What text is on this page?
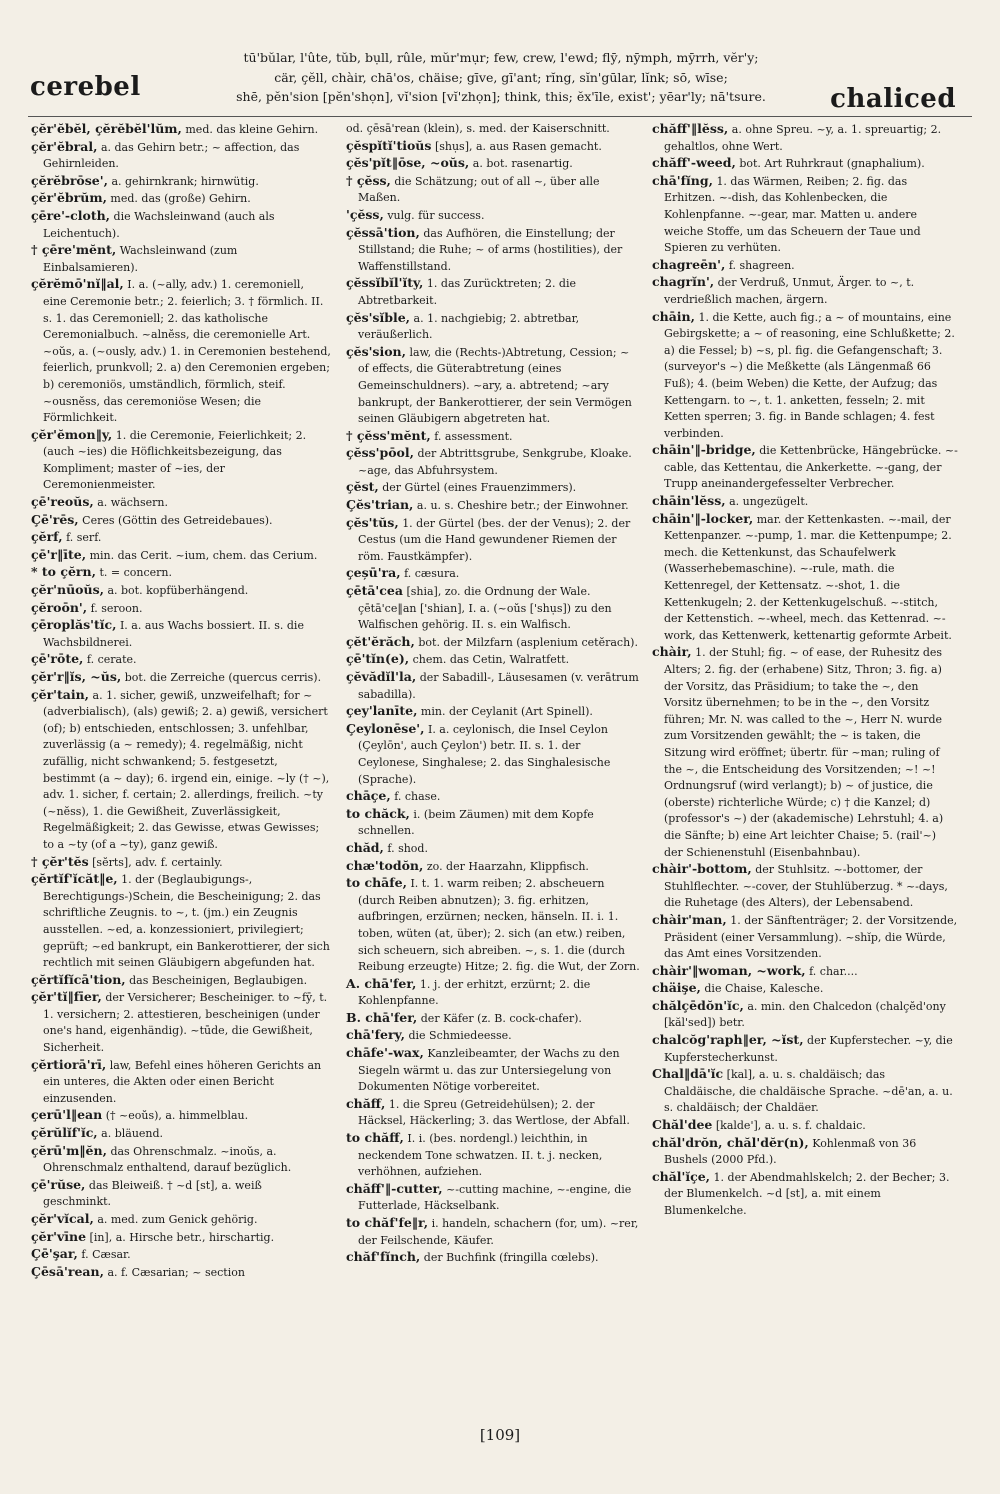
cerebel
tū'bŭlar, l'ûte, tŭb, bụll, rûle, mŭr'mụr; few, crew, l'ewd; flȳ, nȳmph, mȳrrh, vĕr'y;
cär, çĕll, chàir, chā'os, chäise; gīve, gī'ant; rĭng, sĭn'gūlar, lĭnk; sō, wīse;
shē, pĕn'sion [pĕn'shọn], vĭ'sion [vĭ'zhọn]; think, this; ĕx'īle, exist'; yēar'ly; nā'tsure.	chaliced

çĕr'ĕbĕl, çĕrĕbĕl'lŭm, med. das kleine Gehirn.

çĕr'ĕbral, a. das Gehirn betr.; ~ affection, das Gehirnleiden.

çĕrĕbrōse', a. gehirnkrank; hirnwütig.

çĕr'ĕbrŭm, med. das (große) Gehirn.

çēre'-cloth, die Wachsleinwand (auch als Leichentuch).

† çēre'mĕnt, Wachsleinwand (zum Einbalsamieren).

çĕrĕmō'nĭ‖al, I. a. (~ally, adv.) 1. ceremoniell, eine Ceremonie betr.; 2. feierlich; 3. † förmlich. II. s. 1. das Ceremoniell; 2. das katholische Ceremonialbuch. ~alnĕss, die ceremonielle Art. ~oŭs, a. (~ously, adv.) 1. in Ceremonien bestehend, feierlich, prunkvoll; 2. a) den Ceremonien ergeben; b) ceremoniös, umständlich, förmlich, steif. ~ousnĕss, das ceremoniöse Wesen; die Förmlichkeit.

çĕr'ĕmon‖y, 1. die Ceremonie, Feierlichkeit; 2. (auch ~ies) die Höflichkeitsbezeigung, das Kompliment; master of ~ies, der Ceremonienmeister.

çē'reoŭs, a. wächsern.

Çē'rēs, Ceres (Göttin des Getreidebaues).

çĕrf, f. serf.

çē'r‖īte, min. das Cerit. ~ium, chem. das Cerium.

* to çĕrn, t. = concern.

çĕr'nūoŭs, a. bot. kopfüberhängend.

çĕroōn', f. seroon.

çēroplăs'tĭc, I. a. aus Wachs bossiert. II. s. die Wachsbildnerei.

çē'rōte, f. cerate.

çĕr'r‖ĭs, ~ŭs, bot. die Zerreiche (quercus cerris).

çĕr'tain, a. 1. sicher, gewiß, unzweifelhaft; for ~ (adverbialisch), (als) gewiß; 2. a) gewiß, versichert (of); b) entschieden, entschlossen; 3. unfehlbar, zuverlässig (a ~ remedy); 4. regelmäßig, nicht zufällig, nicht schwankend; 5. festgesetzt, bestimmt (a ~ day); 6. irgend ein, einige. ~ly († ~), adv. 1. sicher, f. certain; 2. allerdings, freilich. ~ty (~nĕss), 1. die Gewißheit, Zuverlässigkeit, Regelmäßigkeit; 2. das Gewisse, etwas Gewisses; to a ~ty (of a ~ty), ganz gewiß.

† çĕr'tĕs [sĕrts], adv. f. certainly.

çĕrtĭf'ĭcăt‖e, 1. der (Beglaubigungs-, Berechtigungs-)Schein, die Bescheinigung; 2. das schriftliche Zeugnis. to ~, t. (jm.) ein Zeugnis ausstellen. ~ed, a. konzessioniert, privilegiert; geprüft; ~ed bankrupt, ein Bankerottierer, der sich rechtlich mit seinen Gläubigern abgefunden hat.

çĕrtĭfĭcā'tion, das Bescheinigen, Beglaubigen.

çĕr'tĭ‖fīer, der Versicherer; Bescheiniger. to ~fȳ, t. 1. versichern; 2. attestieren, bescheinigen (under one's hand, eigenhändig). ~tūde, die Gewißheit, Sicherheit.

çĕrtiorā'rī, law, Befehl eines höheren Gerichts an ein unteres, die Akten oder einen Bericht einzusenden.

çerū'l‖ean († ~eoŭs), a. himmelblau.

çĕrŭlĭf'ĭc, a. bläuend.

çĕrū'm‖ĕn, das Ohrenschmalz. ~inoŭs, a. Ohrenschmalz enthaltend, darauf bezüglich.

çē'rŭse, das Bleiweiß. † ~d [st], a. weiß geschminkt.

çĕr'vĭcal, a. med. zum Genick gehörig.

çĕr'vīne [in], a. Hirsche betr., hirschartig.

Çē'şar, f. Cæsar.

Çēsā'rean, a. f. Cæsarian; ~ section

od. çēsā'rean (klein), s. med. der Kaiserschnitt.

çĕspĭtĭ'tioŭs [shụs], a. aus Rasen gemacht.

çĕs'pĭt‖ōse, ~oŭs, a. bot. rasenartig.

† çĕss, die Schätzung; out of all ~, über alle Maßen.

'çĕss, vulg. für success.

çĕssā'tion, das Aufhören, die Einstellung; der Stillstand; die Ruhe; ~ of arms (hostilities), der Waffenstillstand.

çĕssĭbĭl'ĭty, 1. das Zurücktreten; 2. die Abtretbarkeit.

çĕs'sĭble, a. 1. nachgiebig; 2. abtretbar, veräußerlich.

çĕs'sion, law, die (Rechts-)Abtretung, Cession; ~ of effects, die Güterabtretung (eines Gemeinschuldners). ~ary, a. abtretend; ~ary bankrupt, der Bankerottierer, der sein Vermögen seinen Gläubigern abgetreten hat.

† çĕss'mĕnt, f. assessment.

çĕss'pōol, der Abtrittsgrube, Senkgrube, Kloake. ~age, das Abfuhrsystem.

çĕst, der Gürtel (eines Frauenzimmers).

Çĕs'trian, a. u. s. Cheshire betr.; der Einwohner.

çĕs'tŭs, 1. der Gürtel (bes. der der Venus); 2. der Cestus (um die Hand gewundener Riemen der röm. Faustkämpfer).

çeșū'ra, f. cæsura.

çētā'cea [shia], zo. die Ordnung der Wale. çētā'ce‖an ['shian], I. a. (~oŭs ['shụs]) zu den Walfischen gehörig. II. s. ein Walfisch.

çĕt'ĕrăch, bot. der Milzfarn (asplenium cetĕrach).

çē'tĭn(e), chem. das Cetin, Walratfett.

çĕvădĭl'la, der Sabadill-, Läusesamen (v. verātrum sabadilla).

çey'lanīte, min. der Ceylanit (Art Spinell).

Çeylonēse', I. a. ceylonisch, die Insel Ceylon (Çeylōn', auch Çeylon') betr. II. s. 1. der Ceylonese, Singhalese; 2. das Singhalesische (Sprache).

chāçe, f. chase.

to chăck, i. (beim Zäumen) mit dem Kopfe schnellen.

chăd, f. shod.

chæ'todŏn, zo. der Haarzahn, Klippfisch.

to chāfe, I. t. 1. warm reiben; 2. abscheuern (durch Reiben abnutzen); 3. fig. erhitzen, aufbringen, erzürnen; necken, hänseln. II. i. 1. toben, wüten (at, über); 2. sich (an etw.) reiben, sich scheuern, sich abreiben. ~, s. 1. die (durch Reibung erzeugte) Hitze; 2. fig. die Wut, der Zorn.

A. chā'fer, 1. j. der erhitzt, erzürnt; 2. die Kohlenpfanne.

B. chā'fer, der Käfer (z. B. cock-chafer).

chā'fery, die Schmiedeesse.

chāfe'-wax, Kanzleibeamter, der Wachs zu den Siegeln wärmt u. das zur Untersiegelung von Dokumenten Nötige vorbereitet.

chăff, 1. die Spreu (Getreidehülsen); 2. der Häcksel, Häckerling; 3. das Wertlose, der Abfall.

to chăff, I. i. (bes. nordengl.) leichthin, in neckendem Tone schwatzen. II. t. j. necken, verhöhnen, aufziehen.

chăff'‖-cutter, ~-cutting machine, ~-engine, die Futterlade, Häckselbank.

to chăf'fe‖r, i. handeln, schachern (for, um). ~rer, der Feilschende, Käufer.

chăf'fĭnch, der Buchfink (fringilla cœlebs).

chăff'‖lĕss, a. ohne Spreu. ~y, a. 1. spreuartig; 2. gehaltlos, ohne Wert.

chăff'-weed, bot. Art Ruhrkraut (gnaphalium).

chā'fĭng, 1. das Wärmen, Reiben; 2. fig. das Erhitzen. ~-dish, das Kohlenbecken, die Kohlenpfanne. ~-gear, mar. Matten u. andere weiche Stoffe, um das Scheuern der Taue und Spieren zu verhüten.

chagreēn', f. shagreen.

chagrĭn', der Verdruß, Unmut, Ärger. to ~, t. verdrießlich machen, ärgern.

chāin, 1. die Kette, auch fig.; a ~ of mountains, eine Gebirgskette; a ~ of reasoning, eine Schlußkette; 2. a) die Fessel; b) ~s, pl. fig. die Gefangenschaft; 3. (surveyor's ~) die Meßkette (als Längenmaß 66 Fuß); 4. (beim Weben) die Kette, der Aufzug; das Kettengarn. to ~, t. 1. anketten, fesseln; 2. mit Ketten sperren; 3. fig. in Bande schlagen; 4. fest verbinden.

chāin'‖-bridge, die Kettenbrücke, Hängebrücke. ~-cable, das Kettentau, die Ankerkette. ~-gang, der Trupp aneinandergefesselter Verbrecher.

chāin'lĕss, a. ungezügelt.

chāin'‖-locker, mar. der Kettenkasten. ~-mail, der Kettenpanzer. ~-pump, 1. mar. die Kettenpumpe; 2. mech. die Kettenkunst, das Schaufelwerk (Wasserhebemaschine). ~-rule, math. die Kettenregel, der Kettensatz. ~-shot, 1. die Kettenkugeln; 2. der Kettenkugelschuß. ~-stitch, der Kettenstich. ~-wheel, mech. das Kettenrad. ~-work, das Kettenwerk, kettenartig geformte Arbeit.

chàir, 1. der Stuhl; fig. ~ of ease, der Ruhesitz des Alters; 2. fig. der (erhabene) Sitz, Thron; 3. fig. a) der Vorsitz, das Präsidium; to take the ~, den Vorsitz übernehmen; to be in the ~, den Vorsitz führen; Mr. N. was called to the ~, Herr N. wurde zum Vorsitzenden gewählt; the ~ is taken, die Sitzung wird eröffnet; übertr. für ~man; ruling of the ~, die Entscheidung des Vorsitzenden; ~! ~! Ordnungsruf (wird verlangt); b) ~ of justice, die (oberste) richterliche Würde; c) † die Kanzel; d) (professor's ~) der (akademische) Lehrstuhl; 4. a) die Sänfte; b) eine Art leichter Chaise; 5. (rail'~) der Schienenstuhl (Eisenbahnbau).

chàir'-bottom, der Stuhlsitz. ~-bottomer, der Stuhlflechter. ~-cover, der Stuhlüberzug. * ~-days, die Ruhetage (des Alters), der Lebensabend.

chàir'man, 1. der Sänftenträger; 2. der Vorsitzende, Präsident (einer Versammlung). ~shĭp, die Würde, das Amt eines Vorsitzenden.

chàir'‖woman, ~work, f. char....

chäişe, die Chaise, Kalesche.

chălçēdŏn'ĭc, a. min. den Chalcedon (chalçĕd'ony [kăl'sed]) betr.

chalcŏg'raph‖er, ~ĭst, der Kupferstecher. ~y, die Kupferstecherkunst.

Chal‖dā'ĭc [kal], a. u. s. chaldäisch; das Chaldäische, die chaldäische Sprache. ~dē'an, a. u. s. chaldäisch; der Chaldäer.

Chăl'dee [kalde'], a. u. s. f. chaldaic.

chăl'drŏn, chăl'dĕr(n), Kohlenmaß von 36 Bushels (2000 Pfd.).

chăl'ĭçe, 1. der Abendmahlskelch; 2. der Becher; 3. der Blumenkelch. ~d [st], a. mit einem Blumenkelche.

[109]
════════
Give only the number of lines in the records that contain the string "chem".

» PROBLEM SOLUTION:
2